> WRITTEN EXERCISE:
Transcribe the listing exactly, leaving out every picture.

· · · ·

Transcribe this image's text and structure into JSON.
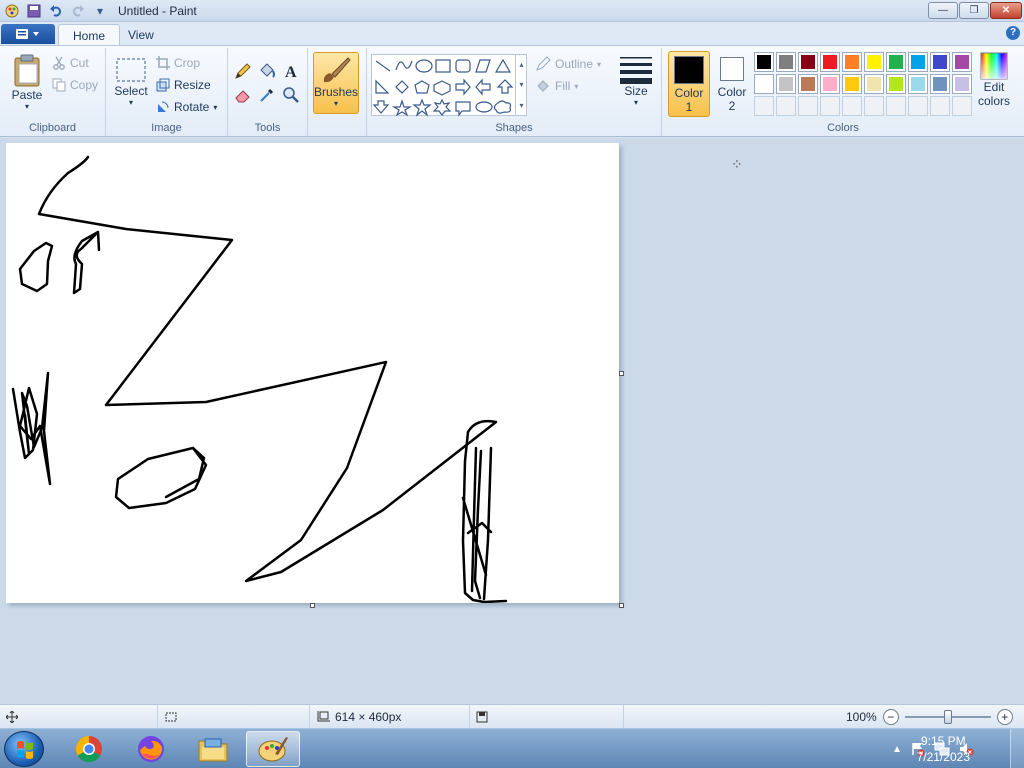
{
  "window": {
    "title": "Untitled - Paint",
    "controls": {
      "minimize": "—",
      "restore": "❐",
      "close": "✕"
    }
  },
  "tabs": [
    {
      "label": "Home",
      "active": true
    },
    {
      "label": "View",
      "active": false
    }
  ],
  "ribbon": {
    "clipboard": {
      "group_label": "Clipboard",
      "paste": "Paste",
      "cut": "Cut",
      "copy": "Copy"
    },
    "image": {
      "group_label": "Image",
      "select": "Select",
      "crop": "Crop",
      "resize": "Resize",
      "rotate": "Rotate"
    },
    "tools": {
      "group_label": "Tools"
    },
    "brushes": {
      "label": "Brushes"
    },
    "shapes": {
      "group_label": "Shapes",
      "outline": "Outline",
      "fill": "Fill"
    },
    "size": {
      "label": "Size"
    },
    "color1": {
      "label_line1": "Color",
      "label_line2": "1",
      "value": "#000000"
    },
    "color2": {
      "label_line1": "Color",
      "label_line2": "2",
      "value": "#ffffff"
    },
    "colors": {
      "group_label": "Colors",
      "edit_label_line1": "Edit",
      "edit_label_line2": "colors",
      "palette_row1": [
        "#000000",
        "#7f7f7f",
        "#880015",
        "#ed1c24",
        "#ff7f27",
        "#fff200",
        "#22b14c",
        "#00a2e8",
        "#3f48cc",
        "#a349a4"
      ],
      "palette_row2": [
        "#ffffff",
        "#c3c3c3",
        "#b97a57",
        "#ffaec9",
        "#ffc90e",
        "#efe4b0",
        "#b5e61d",
        "#99d9ea",
        "#7092be",
        "#c8bfe7"
      ]
    }
  },
  "statusbar": {
    "image_size": "614 × 460px",
    "zoom": "100%",
    "zoom_level": 0.5
  },
  "taskbar": {
    "apps": [
      "chrome-icon",
      "firefox-icon",
      "file-explorer-icon",
      "paint-icon"
    ],
    "time": "9:15 PM",
    "date": "7/21/2023"
  }
}
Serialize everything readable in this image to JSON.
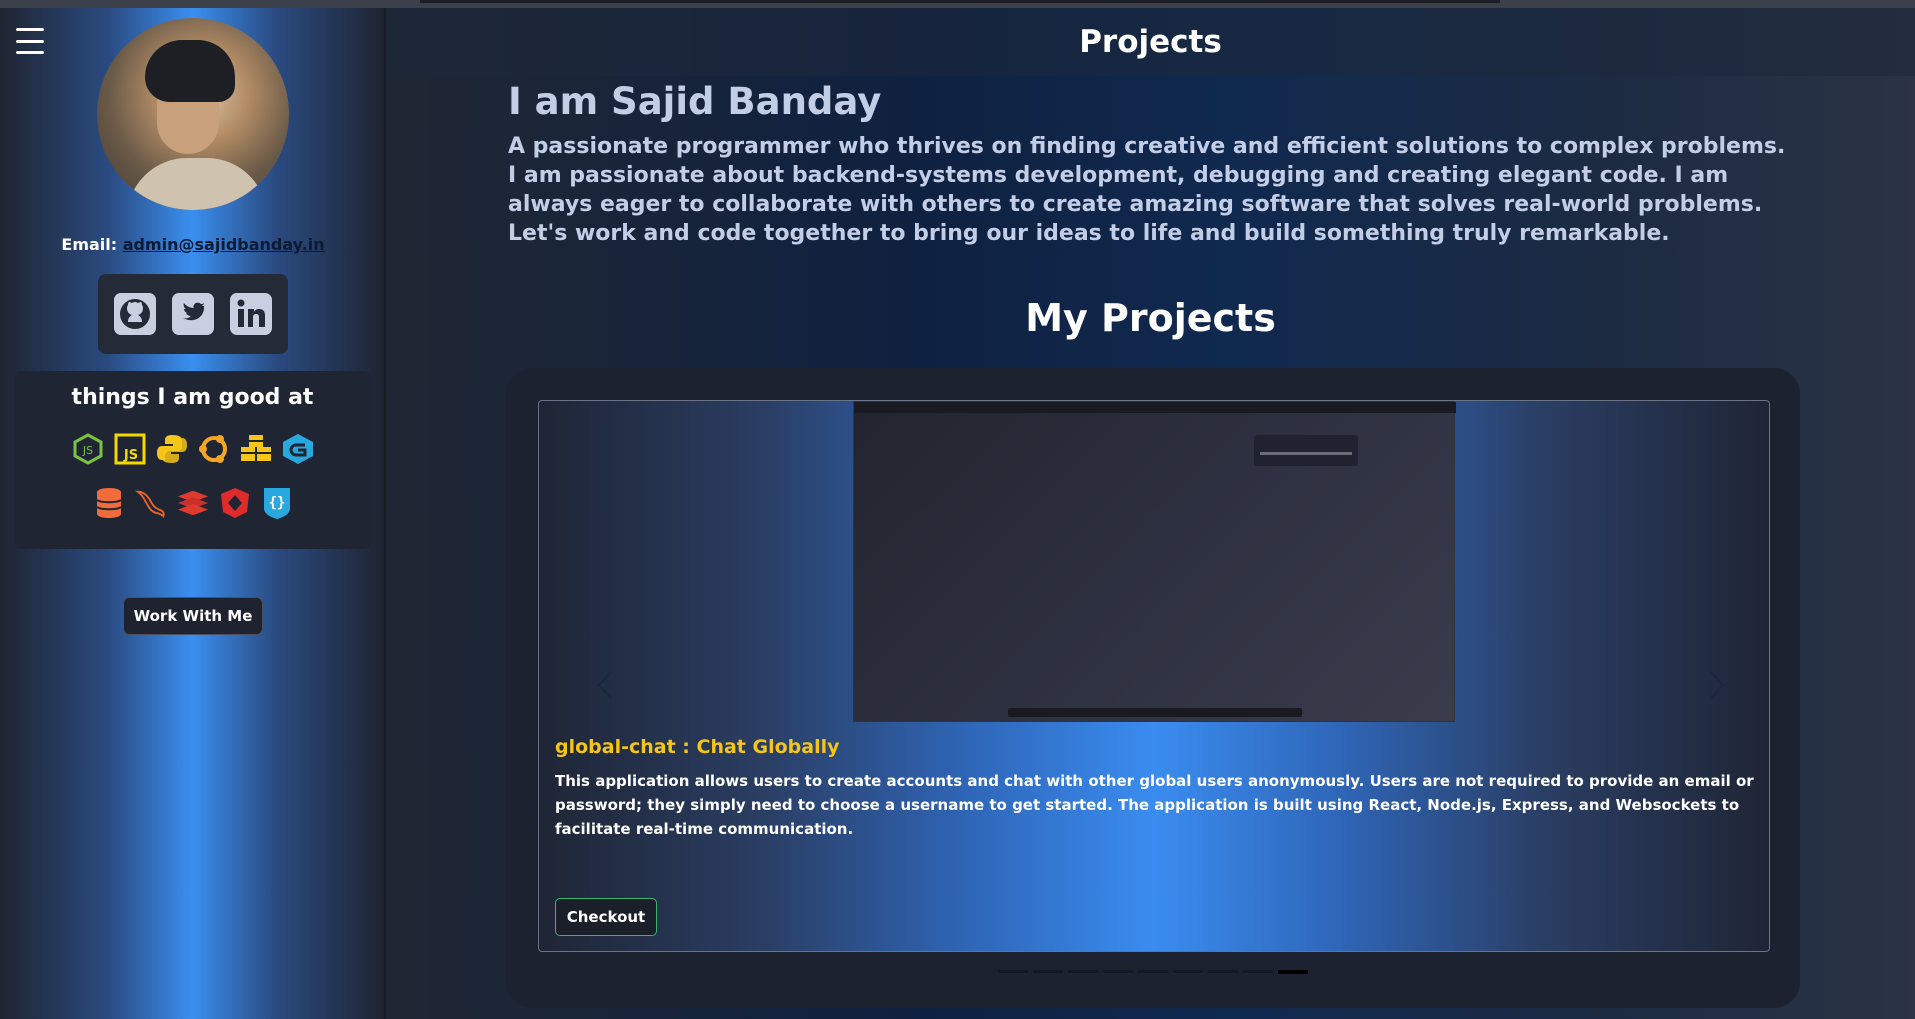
{
  "sidebar": {
    "menu_icon": "hamburger-icon",
    "email_label": "Email:",
    "email_value": "admin@sajidbanday.in",
    "socials": [
      {
        "name": "github-icon"
      },
      {
        "name": "twitter-icon"
      },
      {
        "name": "linkedin-icon"
      }
    ],
    "skills_title": "things I am good at",
    "skills_row1": [
      "nodejs-icon",
      "javascript-icon",
      "python-icon",
      "ubuntu-icon",
      "packages-icon",
      "go-icon"
    ],
    "skills_row2": [
      "database-icon",
      "mysql-icon",
      "redis-icon",
      "nestjs-icon",
      "json-icon"
    ],
    "work_button": "Work With Me"
  },
  "header": {
    "title": "Projects"
  },
  "intro": {
    "title": "I am Sajid Banday",
    "text": "A passionate programmer who thrives on finding creative and efficient solutions to complex problems. I am passionate about backend-systems development, debugging and creating elegant code. I am always eager to collaborate with others to create amazing software that solves real-world problems. Let's work and code together to bring our ideas to life and build something truly remarkable."
  },
  "projects": {
    "title": "My Projects",
    "current": {
      "title": "global-chat : Chat Globally",
      "description": "This application allows users to create accounts and chat with other global users anonymously. Users are not required to provide an email or password; they simply need to choose a username to get started. The application is built using React, Node.js, Express, and Websockets to facilitate real-time communication.",
      "button": "Checkout"
    },
    "slide_count": 9,
    "active_slide": 9
  },
  "colors": {
    "accent_yellow": "#f5c518",
    "checkout_border": "#3cb371",
    "sidebar_blue": "#3a8ff0"
  }
}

· · · ·

> CORRECT RESULT:
Transcribe this image's text and structure into JSON.
{
  "window": {
    "title": "Untitled - Paint",
    "controls": {
      "minimize": "—",
      "restore": "❐",
      "close": "✕"
    }
  },
  "tabs": [
    {
      "label": "Home",
      "active": true
    },
    {
      "label": "View",
      "active": false
    }
  ],
  "ribbon": {
    "clipboard": {
      "group_label": "Clipboard",
      "paste": "Paste",
      "cut": "Cut",
      "copy": "Copy"
    },
    "image": {
      "group_label": "Image",
      "select": "Select",
      "crop": "Crop",
      "resize": "Resize",
      "rotate": "Rotate"
    },
    "tools": {
      "group_label": "Tools"
    },
    "brushes": {
      "label": "Brushes"
    },
    "shapes": {
      "group_label": "Shapes",
      "outline": "Outline",
      "fill": "Fill"
    },
    "size": {
      "label": "Size"
    },
    "color1": {
      "label_line1": "Color",
      "label_line2": "1",
      "value": "#000000"
    },
    "color2": {
      "label_line1": "Color",
      "label_line2": "2",
      "value": "#ffffff"
    },
    "colors": {
      "group_label": "Colors",
      "edit_label_line1": "Edit",
      "edit_label_line2": "colors",
      "palette_row1": [
        "#000000",
        "#7f7f7f",
        "#880015",
        "#ed1c24",
        "#ff7f27",
        "#fff200",
        "#22b14c",
        "#00a2e8",
        "#3f48cc",
        "#a349a4"
      ],
      "palette_row2": [
        "#ffffff",
        "#c3c3c3",
        "#b97a57",
        "#ffaec9",
        "#ffc90e",
        "#efe4b0",
        "#b5e61d",
        "#99d9ea",
        "#7092be",
        "#c8bfe7"
      ]
    }
  },
  "statusbar": {
    "image_size": "614 × 460px",
    "zoom": "100%",
    "zoom_level": 0.5
  },
  "taskbar": {
    "apps": [
      "chrome-icon",
      "firefox-icon",
      "file-explorer-icon",
      "paint-icon"
    ],
    "time": "9:15 PM",
    "date": "7/21/2023"
  }
}
Serialize everything readable in this image to JSON.
{
  "sidebar": {
    "menu_icon": "hamburger-icon",
    "email_label": "Email:",
    "email_value": "admin@sajidbanday.in",
    "socials": [
      {
        "name": "github-icon"
      },
      {
        "name": "twitter-icon"
      },
      {
        "name": "linkedin-icon"
      }
    ],
    "skills_title": "things I am good at",
    "skills_row1": [
      "nodejs-icon",
      "javascript-icon",
      "python-icon",
      "ubuntu-icon",
      "packages-icon",
      "go-icon"
    ],
    "skills_row2": [
      "database-icon",
      "mysql-icon",
      "redis-icon",
      "nestjs-icon",
      "json-icon"
    ],
    "work_button": "Work With Me"
  },
  "header": {
    "title": "Projects"
  },
  "intro": {
    "title": "I am Sajid Banday",
    "text": "A passionate programmer who thrives on finding creative and efficient solutions to complex problems. I am passionate about backend-systems development, debugging and creating elegant code. I am always eager to collaborate with others to create amazing software that solves real-world problems. Let's work and code together to bring our ideas to life and build something truly remarkable."
  },
  "projects": {
    "title": "My Projects",
    "current": {
      "title": "global-chat : Chat Globally",
      "description": "This application allows users to create accounts and chat with other global users anonymously. Users are not required to provide an email or password; they simply need to choose a username to get started. The application is built using React, Node.js, Express, and Websockets to facilitate real-time communication.",
      "button": "Checkout"
    },
    "slide_count": 9,
    "active_slide": 9
  },
  "colors": {
    "accent_yellow": "#f5c518",
    "checkout_border": "#3cb371",
    "sidebar_blue": "#3a8ff0"
  }
}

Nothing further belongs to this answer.